[Records from a collection of figures]
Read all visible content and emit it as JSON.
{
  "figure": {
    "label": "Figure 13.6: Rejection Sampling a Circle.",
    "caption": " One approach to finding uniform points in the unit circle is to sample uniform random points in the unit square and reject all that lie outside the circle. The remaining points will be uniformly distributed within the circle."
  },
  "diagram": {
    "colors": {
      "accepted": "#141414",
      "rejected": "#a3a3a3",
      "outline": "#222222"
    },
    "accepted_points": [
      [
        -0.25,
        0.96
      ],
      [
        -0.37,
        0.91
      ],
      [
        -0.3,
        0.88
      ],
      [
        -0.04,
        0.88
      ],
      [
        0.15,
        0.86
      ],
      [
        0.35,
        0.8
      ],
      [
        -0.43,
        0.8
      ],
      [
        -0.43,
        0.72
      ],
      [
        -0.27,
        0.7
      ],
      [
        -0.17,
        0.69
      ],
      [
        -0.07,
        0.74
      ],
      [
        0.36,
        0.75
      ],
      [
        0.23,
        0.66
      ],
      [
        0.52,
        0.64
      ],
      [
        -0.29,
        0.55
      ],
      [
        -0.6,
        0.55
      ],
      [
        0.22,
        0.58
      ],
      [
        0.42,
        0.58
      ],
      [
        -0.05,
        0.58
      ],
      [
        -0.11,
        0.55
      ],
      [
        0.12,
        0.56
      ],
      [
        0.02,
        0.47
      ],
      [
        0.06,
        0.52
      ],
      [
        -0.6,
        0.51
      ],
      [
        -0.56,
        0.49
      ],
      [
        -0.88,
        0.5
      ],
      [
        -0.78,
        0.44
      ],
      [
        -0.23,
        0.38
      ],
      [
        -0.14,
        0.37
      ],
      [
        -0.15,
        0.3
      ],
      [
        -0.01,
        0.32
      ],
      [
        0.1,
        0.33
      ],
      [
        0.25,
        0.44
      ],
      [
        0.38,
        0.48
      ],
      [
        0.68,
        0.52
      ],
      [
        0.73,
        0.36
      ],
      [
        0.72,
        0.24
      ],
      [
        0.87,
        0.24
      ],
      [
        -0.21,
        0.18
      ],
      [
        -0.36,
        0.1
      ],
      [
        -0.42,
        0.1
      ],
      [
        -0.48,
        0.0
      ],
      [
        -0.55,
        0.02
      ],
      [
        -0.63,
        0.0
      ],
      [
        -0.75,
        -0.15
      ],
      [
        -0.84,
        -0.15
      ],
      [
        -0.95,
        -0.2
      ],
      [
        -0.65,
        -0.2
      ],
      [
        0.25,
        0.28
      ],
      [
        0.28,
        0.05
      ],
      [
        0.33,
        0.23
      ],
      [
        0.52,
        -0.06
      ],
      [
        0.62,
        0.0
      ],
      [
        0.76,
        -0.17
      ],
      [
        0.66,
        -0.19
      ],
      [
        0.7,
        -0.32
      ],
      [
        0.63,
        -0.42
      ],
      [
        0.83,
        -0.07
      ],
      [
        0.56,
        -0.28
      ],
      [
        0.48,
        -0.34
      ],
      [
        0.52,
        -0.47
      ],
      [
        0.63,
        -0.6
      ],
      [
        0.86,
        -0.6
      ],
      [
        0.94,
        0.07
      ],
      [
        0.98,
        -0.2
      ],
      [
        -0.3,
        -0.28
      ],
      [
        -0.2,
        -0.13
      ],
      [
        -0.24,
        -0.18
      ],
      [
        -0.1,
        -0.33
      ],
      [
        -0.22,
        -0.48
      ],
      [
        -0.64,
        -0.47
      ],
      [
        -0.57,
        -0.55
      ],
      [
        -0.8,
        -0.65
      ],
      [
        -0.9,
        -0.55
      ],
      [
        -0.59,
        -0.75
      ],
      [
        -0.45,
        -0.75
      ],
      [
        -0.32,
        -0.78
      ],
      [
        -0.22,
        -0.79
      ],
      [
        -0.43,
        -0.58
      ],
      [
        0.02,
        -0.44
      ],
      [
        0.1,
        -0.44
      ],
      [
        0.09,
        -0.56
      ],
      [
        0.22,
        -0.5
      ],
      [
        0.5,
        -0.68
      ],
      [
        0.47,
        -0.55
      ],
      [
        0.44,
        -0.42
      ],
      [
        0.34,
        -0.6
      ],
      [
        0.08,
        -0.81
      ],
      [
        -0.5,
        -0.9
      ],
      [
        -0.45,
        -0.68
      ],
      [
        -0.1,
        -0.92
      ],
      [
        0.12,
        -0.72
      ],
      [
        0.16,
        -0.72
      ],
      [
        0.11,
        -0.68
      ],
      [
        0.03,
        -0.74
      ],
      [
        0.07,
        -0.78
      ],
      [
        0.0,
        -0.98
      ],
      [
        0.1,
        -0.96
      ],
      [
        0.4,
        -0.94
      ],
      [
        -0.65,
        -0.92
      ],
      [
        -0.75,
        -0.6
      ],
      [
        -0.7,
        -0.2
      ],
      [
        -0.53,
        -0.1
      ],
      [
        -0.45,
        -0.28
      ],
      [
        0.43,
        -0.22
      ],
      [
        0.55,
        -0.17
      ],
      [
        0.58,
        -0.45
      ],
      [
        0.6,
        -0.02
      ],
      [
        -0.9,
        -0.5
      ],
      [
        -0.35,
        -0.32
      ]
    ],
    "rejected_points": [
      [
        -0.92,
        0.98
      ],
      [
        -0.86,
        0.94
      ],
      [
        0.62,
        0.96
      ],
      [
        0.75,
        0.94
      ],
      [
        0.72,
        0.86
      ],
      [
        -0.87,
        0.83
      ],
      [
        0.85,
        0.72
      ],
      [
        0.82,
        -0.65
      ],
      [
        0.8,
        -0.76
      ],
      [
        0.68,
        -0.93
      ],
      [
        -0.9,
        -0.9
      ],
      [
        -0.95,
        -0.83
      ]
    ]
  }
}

- Task to complete
Each line in the material above must be retyped without alteration.

- Complete answer
Read all visible content and emit it as JSON.
{
  "figure": {
    "label": "Figure 13.6: Rejection Sampling a Circle.",
    "caption": " One approach to finding uniform points in the unit circle is to sample uniform random points in the unit square and reject all that lie outside the circle. The remaining points will be uniformly distributed within the circle."
  },
  "diagram": {
    "colors": {
      "accepted": "#141414",
      "rejected": "#a3a3a3",
      "outline": "#222222"
    },
    "accepted_points": [
      [
        -0.25,
        0.96
      ],
      [
        -0.37,
        0.91
      ],
      [
        -0.3,
        0.88
      ],
      [
        -0.04,
        0.88
      ],
      [
        0.15,
        0.86
      ],
      [
        0.35,
        0.8
      ],
      [
        -0.43,
        0.8
      ],
      [
        -0.43,
        0.72
      ],
      [
        -0.27,
        0.7
      ],
      [
        -0.17,
        0.69
      ],
      [
        -0.07,
        0.74
      ],
      [
        0.36,
        0.75
      ],
      [
        0.23,
        0.66
      ],
      [
        0.52,
        0.64
      ],
      [
        -0.29,
        0.55
      ],
      [
        -0.6,
        0.55
      ],
      [
        0.22,
        0.58
      ],
      [
        0.42,
        0.58
      ],
      [
        -0.05,
        0.58
      ],
      [
        -0.11,
        0.55
      ],
      [
        0.12,
        0.56
      ],
      [
        0.02,
        0.47
      ],
      [
        0.06,
        0.52
      ],
      [
        -0.6,
        0.51
      ],
      [
        -0.56,
        0.49
      ],
      [
        -0.88,
        0.5
      ],
      [
        -0.78,
        0.44
      ],
      [
        -0.23,
        0.38
      ],
      [
        -0.14,
        0.37
      ],
      [
        -0.15,
        0.3
      ],
      [
        -0.01,
        0.32
      ],
      [
        0.1,
        0.33
      ],
      [
        0.25,
        0.44
      ],
      [
        0.38,
        0.48
      ],
      [
        0.68,
        0.52
      ],
      [
        0.73,
        0.36
      ],
      [
        0.72,
        0.24
      ],
      [
        0.87,
        0.24
      ],
      [
        -0.21,
        0.18
      ],
      [
        -0.36,
        0.1
      ],
      [
        -0.42,
        0.1
      ],
      [
        -0.48,
        0.0
      ],
      [
        -0.55,
        0.02
      ],
      [
        -0.63,
        0.0
      ],
      [
        -0.75,
        -0.15
      ],
      [
        -0.84,
        -0.15
      ],
      [
        -0.95,
        -0.2
      ],
      [
        -0.65,
        -0.2
      ],
      [
        0.25,
        0.28
      ],
      [
        0.28,
        0.05
      ],
      [
        0.33,
        0.23
      ],
      [
        0.52,
        -0.06
      ],
      [
        0.62,
        0.0
      ],
      [
        0.76,
        -0.17
      ],
      [
        0.66,
        -0.19
      ],
      [
        0.7,
        -0.32
      ],
      [
        0.63,
        -0.42
      ],
      [
        0.83,
        -0.07
      ],
      [
        0.56,
        -0.28
      ],
      [
        0.48,
        -0.34
      ],
      [
        0.52,
        -0.47
      ],
      [
        0.63,
        -0.6
      ],
      [
        0.86,
        -0.6
      ],
      [
        0.94,
        0.07
      ],
      [
        0.98,
        -0.2
      ],
      [
        -0.3,
        -0.28
      ],
      [
        -0.2,
        -0.13
      ],
      [
        -0.24,
        -0.18
      ],
      [
        -0.1,
        -0.33
      ],
      [
        -0.22,
        -0.48
      ],
      [
        -0.64,
        -0.47
      ],
      [
        -0.57,
        -0.55
      ],
      [
        -0.8,
        -0.65
      ],
      [
        -0.9,
        -0.55
      ],
      [
        -0.59,
        -0.75
      ],
      [
        -0.45,
        -0.75
      ],
      [
        -0.32,
        -0.78
      ],
      [
        -0.22,
        -0.79
      ],
      [
        -0.43,
        -0.58
      ],
      [
        0.02,
        -0.44
      ],
      [
        0.1,
        -0.44
      ],
      [
        0.09,
        -0.56
      ],
      [
        0.22,
        -0.5
      ],
      [
        0.5,
        -0.68
      ],
      [
        0.47,
        -0.55
      ],
      [
        0.44,
        -0.42
      ],
      [
        0.34,
        -0.6
      ],
      [
        0.08,
        -0.81
      ],
      [
        -0.5,
        -0.9
      ],
      [
        -0.45,
        -0.68
      ],
      [
        -0.1,
        -0.92
      ],
      [
        0.12,
        -0.72
      ],
      [
        0.16,
        -0.72
      ],
      [
        0.11,
        -0.68
      ],
      [
        0.03,
        -0.74
      ],
      [
        0.07,
        -0.78
      ],
      [
        0.0,
        -0.98
      ],
      [
        0.1,
        -0.96
      ],
      [
        0.4,
        -0.94
      ],
      [
        -0.65,
        -0.92
      ],
      [
        -0.75,
        -0.6
      ],
      [
        -0.7,
        -0.2
      ],
      [
        -0.53,
        -0.1
      ],
      [
        -0.45,
        -0.28
      ],
      [
        0.43,
        -0.22
      ],
      [
        0.55,
        -0.17
      ],
      [
        0.58,
        -0.45
      ],
      [
        0.6,
        -0.02
      ],
      [
        -0.9,
        -0.5
      ],
      [
        -0.35,
        -0.32
      ]
    ],
    "rejected_points": [
      [
        -0.92,
        0.98
      ],
      [
        -0.86,
        0.94
      ],
      [
        0.62,
        0.96
      ],
      [
        0.75,
        0.94
      ],
      [
        0.72,
        0.86
      ],
      [
        -0.87,
        0.83
      ],
      [
        0.85,
        0.72
      ],
      [
        0.82,
        -0.65
      ],
      [
        0.8,
        -0.76
      ],
      [
        0.68,
        -0.93
      ],
      [
        -0.9,
        -0.9
      ],
      [
        -0.95,
        -0.83
      ]
    ]
  }
}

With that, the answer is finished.